> [Task prompt]:
Output the records. Match them exactly.

Dataset items
------------------------
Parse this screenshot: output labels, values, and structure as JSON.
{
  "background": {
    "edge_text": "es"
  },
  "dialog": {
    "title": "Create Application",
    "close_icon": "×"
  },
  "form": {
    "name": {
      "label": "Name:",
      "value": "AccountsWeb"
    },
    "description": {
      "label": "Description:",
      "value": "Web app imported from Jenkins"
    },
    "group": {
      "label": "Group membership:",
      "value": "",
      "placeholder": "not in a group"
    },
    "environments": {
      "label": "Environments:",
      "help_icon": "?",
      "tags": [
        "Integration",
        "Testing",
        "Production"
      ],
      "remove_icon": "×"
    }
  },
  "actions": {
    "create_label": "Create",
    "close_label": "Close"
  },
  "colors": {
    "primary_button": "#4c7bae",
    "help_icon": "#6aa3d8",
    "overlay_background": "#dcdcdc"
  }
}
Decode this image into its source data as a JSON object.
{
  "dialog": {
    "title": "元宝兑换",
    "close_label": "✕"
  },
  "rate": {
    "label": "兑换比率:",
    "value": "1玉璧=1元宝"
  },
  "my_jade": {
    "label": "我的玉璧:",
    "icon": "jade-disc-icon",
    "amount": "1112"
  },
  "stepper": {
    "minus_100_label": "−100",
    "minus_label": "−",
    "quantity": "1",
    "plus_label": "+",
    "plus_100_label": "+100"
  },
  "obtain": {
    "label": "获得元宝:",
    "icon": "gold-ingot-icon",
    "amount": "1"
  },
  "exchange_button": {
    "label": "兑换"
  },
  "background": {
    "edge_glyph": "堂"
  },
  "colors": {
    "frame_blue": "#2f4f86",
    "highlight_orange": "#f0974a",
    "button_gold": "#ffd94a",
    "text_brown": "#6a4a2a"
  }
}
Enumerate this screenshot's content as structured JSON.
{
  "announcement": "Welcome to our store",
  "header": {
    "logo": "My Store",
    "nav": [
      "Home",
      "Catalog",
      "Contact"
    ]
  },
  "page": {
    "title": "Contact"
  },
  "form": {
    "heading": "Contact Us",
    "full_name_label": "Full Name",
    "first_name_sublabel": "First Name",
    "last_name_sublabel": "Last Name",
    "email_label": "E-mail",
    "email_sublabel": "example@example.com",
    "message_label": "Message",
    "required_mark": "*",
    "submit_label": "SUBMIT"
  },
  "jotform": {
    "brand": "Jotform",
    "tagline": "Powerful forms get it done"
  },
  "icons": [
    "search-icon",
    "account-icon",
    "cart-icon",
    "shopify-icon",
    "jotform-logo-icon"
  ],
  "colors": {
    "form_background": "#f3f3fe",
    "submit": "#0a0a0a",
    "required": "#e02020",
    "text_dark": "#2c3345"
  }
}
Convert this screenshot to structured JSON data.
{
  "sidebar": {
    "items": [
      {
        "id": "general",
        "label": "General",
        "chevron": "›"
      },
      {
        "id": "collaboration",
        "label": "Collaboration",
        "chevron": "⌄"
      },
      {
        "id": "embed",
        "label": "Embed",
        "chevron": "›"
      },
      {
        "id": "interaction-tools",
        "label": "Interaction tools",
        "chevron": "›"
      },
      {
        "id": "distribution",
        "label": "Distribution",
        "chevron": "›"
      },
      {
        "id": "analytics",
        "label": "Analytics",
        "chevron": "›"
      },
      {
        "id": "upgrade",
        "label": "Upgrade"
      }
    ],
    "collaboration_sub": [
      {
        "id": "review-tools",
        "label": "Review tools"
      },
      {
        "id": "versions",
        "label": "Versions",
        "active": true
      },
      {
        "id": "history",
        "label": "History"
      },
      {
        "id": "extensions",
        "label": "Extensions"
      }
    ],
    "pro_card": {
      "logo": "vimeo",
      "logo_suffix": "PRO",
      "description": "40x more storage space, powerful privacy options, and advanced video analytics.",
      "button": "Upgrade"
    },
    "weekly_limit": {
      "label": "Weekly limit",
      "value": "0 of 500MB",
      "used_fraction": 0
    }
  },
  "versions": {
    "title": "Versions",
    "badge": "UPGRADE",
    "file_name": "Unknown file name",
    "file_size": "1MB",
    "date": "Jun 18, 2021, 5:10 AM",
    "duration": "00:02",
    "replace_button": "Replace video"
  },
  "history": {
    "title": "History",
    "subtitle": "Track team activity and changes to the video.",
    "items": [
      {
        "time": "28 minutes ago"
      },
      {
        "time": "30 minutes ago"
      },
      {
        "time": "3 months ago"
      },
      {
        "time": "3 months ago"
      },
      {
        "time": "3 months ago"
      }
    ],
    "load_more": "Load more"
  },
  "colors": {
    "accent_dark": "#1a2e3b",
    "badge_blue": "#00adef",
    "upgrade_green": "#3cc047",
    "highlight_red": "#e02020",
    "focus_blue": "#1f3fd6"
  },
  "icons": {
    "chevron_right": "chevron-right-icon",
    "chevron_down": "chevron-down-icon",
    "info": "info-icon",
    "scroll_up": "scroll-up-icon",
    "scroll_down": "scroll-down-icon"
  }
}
------------------------
> [Written solution]:
Parse this screenshot: output labels, values, and structure as JSON.
{
  "background": {
    "edge_text": "es"
  },
  "dialog": {
    "title": "Create Application",
    "close_icon": "×"
  },
  "form": {
    "name": {
      "label": "Name:",
      "value": "AccountsWeb"
    },
    "description": {
      "label": "Description:",
      "value": "Web app imported from Jenkins"
    },
    "group": {
      "label": "Group membership:",
      "value": "",
      "placeholder": "not in a group"
    },
    "environments": {
      "label": "Environments:",
      "help_icon": "?",
      "tags": [
        "Integration",
        "Testing",
        "Production"
      ],
      "remove_icon": "×"
    }
  },
  "actions": {
    "create_label": "Create",
    "close_label": "Close"
  },
  "colors": {
    "primary_button": "#4c7bae",
    "help_icon": "#6aa3d8",
    "overlay_background": "#dcdcdc"
  }
}
Decode this image into its source data as a JSON object.
{
  "dialog": {
    "title": "元宝兑换",
    "close_label": "✕"
  },
  "rate": {
    "label": "兑换比率:",
    "value": "1玉璧=1元宝"
  },
  "my_jade": {
    "label": "我的玉璧:",
    "icon": "jade-disc-icon",
    "amount": "1112"
  },
  "stepper": {
    "minus_100_label": "−100",
    "minus_label": "−",
    "quantity": "1",
    "plus_label": "+",
    "plus_100_label": "+100"
  },
  "obtain": {
    "label": "获得元宝:",
    "icon": "gold-ingot-icon",
    "amount": "1"
  },
  "exchange_button": {
    "label": "兑换"
  },
  "background": {
    "edge_glyph": "堂"
  },
  "colors": {
    "frame_blue": "#2f4f86",
    "highlight_orange": "#f0974a",
    "button_gold": "#ffd94a",
    "text_brown": "#6a4a2a"
  }
}
Enumerate this screenshot's content as structured JSON.
{
  "announcement": "Welcome to our store",
  "header": {
    "logo": "My Store",
    "nav": [
      "Home",
      "Catalog",
      "Contact"
    ]
  },
  "page": {
    "title": "Contact"
  },
  "form": {
    "heading": "Contact Us",
    "full_name_label": "Full Name",
    "first_name_sublabel": "First Name",
    "last_name_sublabel": "Last Name",
    "email_label": "E-mail",
    "email_sublabel": "example@example.com",
    "message_label": "Message",
    "required_mark": "*",
    "submit_label": "SUBMIT"
  },
  "jotform": {
    "brand": "Jotform",
    "tagline": "Powerful forms get it done"
  },
  "icons": [
    "search-icon",
    "account-icon",
    "cart-icon",
    "shopify-icon",
    "jotform-logo-icon"
  ],
  "colors": {
    "form_background": "#f3f3fe",
    "submit": "#0a0a0a",
    "required": "#e02020",
    "text_dark": "#2c3345"
  }
}
Convert this screenshot to structured JSON data.
{
  "sidebar": {
    "items": [
      {
        "id": "general",
        "label": "General",
        "chevron": "›"
      },
      {
        "id": "collaboration",
        "label": "Collaboration",
        "chevron": "⌄"
      },
      {
        "id": "embed",
        "label": "Embed",
        "chevron": "›"
      },
      {
        "id": "interaction-tools",
        "label": "Interaction tools",
        "chevron": "›"
      },
      {
        "id": "distribution",
        "label": "Distribution",
        "chevron": "›"
      },
      {
        "id": "analytics",
        "label": "Analytics",
        "chevron": "›"
      },
      {
        "id": "upgrade",
        "label": "Upgrade"
      }
    ],
    "collaboration_sub": [
      {
        "id": "review-tools",
        "label": "Review tools"
      },
      {
        "id": "versions",
        "label": "Versions",
        "active": true
      },
      {
        "id": "history",
        "label": "History"
      },
      {
        "id": "extensions",
        "label": "Extensions"
      }
    ],
    "pro_card": {
      "logo": "vimeo",
      "logo_suffix": "PRO",
      "description": "40x more storage space, powerful privacy options, and advanced video analytics.",
      "button": "Upgrade"
    },
    "weekly_limit": {
      "label": "Weekly limit",
      "value": "0 of 500MB",
      "used_fraction": 0
    }
  },
  "versions": {
    "title": "Versions",
    "badge": "UPGRADE",
    "file_name": "Unknown file name",
    "file_size": "1MB",
    "date": "Jun 18, 2021, 5:10 AM",
    "duration": "00:02",
    "replace_button": "Replace video"
  },
  "history": {
    "title": "History",
    "subtitle": "Track team activity and changes to the video.",
    "items": [
      {
        "time": "28 minutes ago"
      },
      {
        "time": "30 minutes ago"
      },
      {
        "time": "3 months ago"
      },
      {
        "time": "3 months ago"
      },
      {
        "time": "3 months ago"
      }
    ],
    "load_more": "Load more"
  },
  "colors": {
    "accent_dark": "#1a2e3b",
    "badge_blue": "#00adef",
    "upgrade_green": "#3cc047",
    "highlight_red": "#e02020",
    "focus_blue": "#1f3fd6"
  },
  "icons": {
    "chevron_right": "chevron-right-icon",
    "chevron_down": "chevron-down-icon",
    "info": "info-icon",
    "scroll_up": "scroll-up-icon",
    "scroll_down": "scroll-down-icon"
  }
}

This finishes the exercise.